YOUR OBJECTIVE: Pick out every line that holds the string "arrow" and copy it.

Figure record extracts
|---|

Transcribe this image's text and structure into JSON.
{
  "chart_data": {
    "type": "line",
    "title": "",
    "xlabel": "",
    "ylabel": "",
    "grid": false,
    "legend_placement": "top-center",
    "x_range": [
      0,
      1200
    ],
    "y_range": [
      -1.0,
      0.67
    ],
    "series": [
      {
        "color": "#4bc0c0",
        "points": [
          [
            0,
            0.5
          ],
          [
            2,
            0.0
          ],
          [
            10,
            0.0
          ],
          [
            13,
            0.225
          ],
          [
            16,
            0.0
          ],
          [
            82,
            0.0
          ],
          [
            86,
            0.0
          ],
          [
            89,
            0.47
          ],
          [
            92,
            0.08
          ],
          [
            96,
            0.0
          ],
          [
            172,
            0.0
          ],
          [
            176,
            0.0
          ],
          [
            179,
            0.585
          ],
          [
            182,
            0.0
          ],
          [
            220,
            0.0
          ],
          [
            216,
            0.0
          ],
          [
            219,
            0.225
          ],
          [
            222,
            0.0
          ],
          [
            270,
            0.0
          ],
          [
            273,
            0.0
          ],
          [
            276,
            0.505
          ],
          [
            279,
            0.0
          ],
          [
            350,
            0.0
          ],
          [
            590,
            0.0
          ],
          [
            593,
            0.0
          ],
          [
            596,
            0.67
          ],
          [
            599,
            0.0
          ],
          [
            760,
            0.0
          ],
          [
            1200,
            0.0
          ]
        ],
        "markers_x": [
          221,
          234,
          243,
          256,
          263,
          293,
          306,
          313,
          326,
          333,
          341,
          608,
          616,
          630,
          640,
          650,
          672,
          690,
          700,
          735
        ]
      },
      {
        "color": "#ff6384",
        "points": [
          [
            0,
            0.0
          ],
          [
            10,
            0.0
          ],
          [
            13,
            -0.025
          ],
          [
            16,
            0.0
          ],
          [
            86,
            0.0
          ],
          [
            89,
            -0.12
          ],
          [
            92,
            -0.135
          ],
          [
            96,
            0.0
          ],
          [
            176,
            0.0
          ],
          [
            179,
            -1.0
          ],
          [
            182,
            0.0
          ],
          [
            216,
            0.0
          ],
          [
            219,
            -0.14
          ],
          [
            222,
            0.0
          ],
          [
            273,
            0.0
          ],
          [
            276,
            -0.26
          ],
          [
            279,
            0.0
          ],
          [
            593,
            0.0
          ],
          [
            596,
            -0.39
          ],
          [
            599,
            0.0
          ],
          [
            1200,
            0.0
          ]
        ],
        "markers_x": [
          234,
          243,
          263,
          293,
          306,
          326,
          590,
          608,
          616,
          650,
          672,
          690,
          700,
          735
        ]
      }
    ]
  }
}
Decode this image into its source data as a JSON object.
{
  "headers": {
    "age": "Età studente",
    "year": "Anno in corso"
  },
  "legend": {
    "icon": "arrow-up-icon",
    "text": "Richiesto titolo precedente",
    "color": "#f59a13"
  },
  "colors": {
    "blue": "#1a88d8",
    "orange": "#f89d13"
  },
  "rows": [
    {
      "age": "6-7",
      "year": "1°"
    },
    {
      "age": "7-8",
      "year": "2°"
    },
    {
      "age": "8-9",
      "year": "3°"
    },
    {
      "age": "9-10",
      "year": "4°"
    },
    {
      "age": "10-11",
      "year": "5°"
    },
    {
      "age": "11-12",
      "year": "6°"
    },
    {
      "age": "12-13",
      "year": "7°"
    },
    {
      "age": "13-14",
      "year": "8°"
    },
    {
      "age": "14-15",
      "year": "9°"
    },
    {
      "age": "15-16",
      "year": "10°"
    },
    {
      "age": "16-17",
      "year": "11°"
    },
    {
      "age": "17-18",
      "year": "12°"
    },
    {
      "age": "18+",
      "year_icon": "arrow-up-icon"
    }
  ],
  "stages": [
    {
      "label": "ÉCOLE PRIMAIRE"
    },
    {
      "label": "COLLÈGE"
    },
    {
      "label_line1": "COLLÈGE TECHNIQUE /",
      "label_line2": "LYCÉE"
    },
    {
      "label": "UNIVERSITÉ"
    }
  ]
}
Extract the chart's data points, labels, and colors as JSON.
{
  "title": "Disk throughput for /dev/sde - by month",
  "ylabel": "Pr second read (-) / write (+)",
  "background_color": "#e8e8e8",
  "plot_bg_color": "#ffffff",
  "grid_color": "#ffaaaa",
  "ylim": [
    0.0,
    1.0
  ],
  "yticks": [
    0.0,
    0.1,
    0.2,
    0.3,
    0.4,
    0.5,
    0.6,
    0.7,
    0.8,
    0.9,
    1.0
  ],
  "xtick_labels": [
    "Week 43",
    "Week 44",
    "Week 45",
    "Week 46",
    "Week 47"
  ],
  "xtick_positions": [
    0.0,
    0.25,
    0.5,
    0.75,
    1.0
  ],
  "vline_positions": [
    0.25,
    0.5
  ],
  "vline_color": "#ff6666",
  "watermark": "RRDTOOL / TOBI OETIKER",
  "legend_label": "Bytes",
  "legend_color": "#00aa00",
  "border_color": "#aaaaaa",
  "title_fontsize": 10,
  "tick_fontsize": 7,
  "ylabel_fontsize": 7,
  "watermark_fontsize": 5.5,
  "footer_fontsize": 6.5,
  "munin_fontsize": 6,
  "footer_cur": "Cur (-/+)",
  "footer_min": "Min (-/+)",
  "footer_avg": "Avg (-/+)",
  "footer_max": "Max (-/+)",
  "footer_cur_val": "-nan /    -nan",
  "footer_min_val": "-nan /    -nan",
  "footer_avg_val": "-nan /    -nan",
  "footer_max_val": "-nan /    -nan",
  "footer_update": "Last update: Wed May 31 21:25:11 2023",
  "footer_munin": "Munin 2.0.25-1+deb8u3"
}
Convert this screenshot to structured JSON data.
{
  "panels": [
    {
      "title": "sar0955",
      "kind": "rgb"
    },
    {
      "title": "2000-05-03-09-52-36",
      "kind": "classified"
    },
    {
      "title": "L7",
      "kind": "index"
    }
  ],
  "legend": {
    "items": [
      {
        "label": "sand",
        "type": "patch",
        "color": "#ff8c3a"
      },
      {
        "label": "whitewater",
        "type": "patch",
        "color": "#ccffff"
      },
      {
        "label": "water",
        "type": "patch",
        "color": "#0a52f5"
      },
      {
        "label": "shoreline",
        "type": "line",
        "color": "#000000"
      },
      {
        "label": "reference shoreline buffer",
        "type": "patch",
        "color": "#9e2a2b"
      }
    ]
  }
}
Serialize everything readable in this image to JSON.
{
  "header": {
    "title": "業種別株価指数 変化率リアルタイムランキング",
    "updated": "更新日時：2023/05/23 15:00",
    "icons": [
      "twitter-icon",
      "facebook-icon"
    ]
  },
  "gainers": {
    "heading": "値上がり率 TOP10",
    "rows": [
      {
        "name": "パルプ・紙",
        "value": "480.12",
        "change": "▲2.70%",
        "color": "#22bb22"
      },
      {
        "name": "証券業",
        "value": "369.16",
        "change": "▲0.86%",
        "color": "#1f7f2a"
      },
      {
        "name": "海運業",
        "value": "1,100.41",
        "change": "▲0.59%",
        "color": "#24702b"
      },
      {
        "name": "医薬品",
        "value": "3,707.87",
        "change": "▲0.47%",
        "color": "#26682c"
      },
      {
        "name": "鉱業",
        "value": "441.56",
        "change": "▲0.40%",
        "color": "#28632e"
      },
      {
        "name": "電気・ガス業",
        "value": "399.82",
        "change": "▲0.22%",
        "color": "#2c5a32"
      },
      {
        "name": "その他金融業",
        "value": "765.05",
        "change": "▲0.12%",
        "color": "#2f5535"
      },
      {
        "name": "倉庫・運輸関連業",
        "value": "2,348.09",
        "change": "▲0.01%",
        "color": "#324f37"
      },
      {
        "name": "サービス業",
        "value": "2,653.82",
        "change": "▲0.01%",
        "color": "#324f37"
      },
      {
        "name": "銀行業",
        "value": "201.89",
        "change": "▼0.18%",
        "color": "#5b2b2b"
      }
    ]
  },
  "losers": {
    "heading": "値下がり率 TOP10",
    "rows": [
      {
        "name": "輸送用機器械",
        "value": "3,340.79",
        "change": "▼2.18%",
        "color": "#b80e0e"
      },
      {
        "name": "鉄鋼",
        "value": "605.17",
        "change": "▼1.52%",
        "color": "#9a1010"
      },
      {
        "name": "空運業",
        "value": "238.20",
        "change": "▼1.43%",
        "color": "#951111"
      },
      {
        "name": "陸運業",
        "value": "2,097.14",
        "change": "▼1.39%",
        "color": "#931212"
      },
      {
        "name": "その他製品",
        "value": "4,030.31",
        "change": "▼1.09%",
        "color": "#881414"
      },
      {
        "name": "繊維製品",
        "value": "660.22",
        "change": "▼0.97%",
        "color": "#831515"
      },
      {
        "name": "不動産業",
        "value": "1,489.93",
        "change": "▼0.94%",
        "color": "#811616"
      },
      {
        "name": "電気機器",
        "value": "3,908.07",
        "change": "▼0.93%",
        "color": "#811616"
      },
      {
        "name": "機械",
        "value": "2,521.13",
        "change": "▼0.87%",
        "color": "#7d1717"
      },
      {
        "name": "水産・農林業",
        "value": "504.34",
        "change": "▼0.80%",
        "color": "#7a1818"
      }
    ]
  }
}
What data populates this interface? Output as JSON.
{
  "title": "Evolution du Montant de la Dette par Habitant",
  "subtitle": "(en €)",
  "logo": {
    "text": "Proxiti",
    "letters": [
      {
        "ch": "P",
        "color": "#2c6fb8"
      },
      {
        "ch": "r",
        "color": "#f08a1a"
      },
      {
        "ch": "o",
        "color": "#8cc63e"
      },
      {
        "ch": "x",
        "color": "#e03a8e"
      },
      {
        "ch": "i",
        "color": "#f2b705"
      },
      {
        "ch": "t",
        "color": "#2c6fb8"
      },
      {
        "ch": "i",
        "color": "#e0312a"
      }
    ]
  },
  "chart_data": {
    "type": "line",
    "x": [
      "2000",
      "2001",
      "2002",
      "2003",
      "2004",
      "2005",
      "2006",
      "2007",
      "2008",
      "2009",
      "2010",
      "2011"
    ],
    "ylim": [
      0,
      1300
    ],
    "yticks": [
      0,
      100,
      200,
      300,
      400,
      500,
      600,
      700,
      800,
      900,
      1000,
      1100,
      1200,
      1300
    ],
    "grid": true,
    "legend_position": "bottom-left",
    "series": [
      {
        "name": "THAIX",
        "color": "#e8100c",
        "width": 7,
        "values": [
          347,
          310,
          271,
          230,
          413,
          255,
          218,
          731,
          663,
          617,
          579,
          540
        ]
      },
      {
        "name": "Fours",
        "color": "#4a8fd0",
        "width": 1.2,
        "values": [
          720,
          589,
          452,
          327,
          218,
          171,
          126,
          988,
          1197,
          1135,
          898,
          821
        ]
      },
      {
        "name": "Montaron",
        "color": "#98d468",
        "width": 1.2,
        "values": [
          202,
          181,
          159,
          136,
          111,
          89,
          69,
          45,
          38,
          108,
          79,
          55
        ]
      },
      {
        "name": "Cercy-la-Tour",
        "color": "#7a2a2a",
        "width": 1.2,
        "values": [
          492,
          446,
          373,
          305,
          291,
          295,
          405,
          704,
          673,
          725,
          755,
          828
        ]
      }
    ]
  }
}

|---|

EXERCISE ANSWER:
    "icon": "arrow-up-icon",
      "year_icon": "arrow-up-icon"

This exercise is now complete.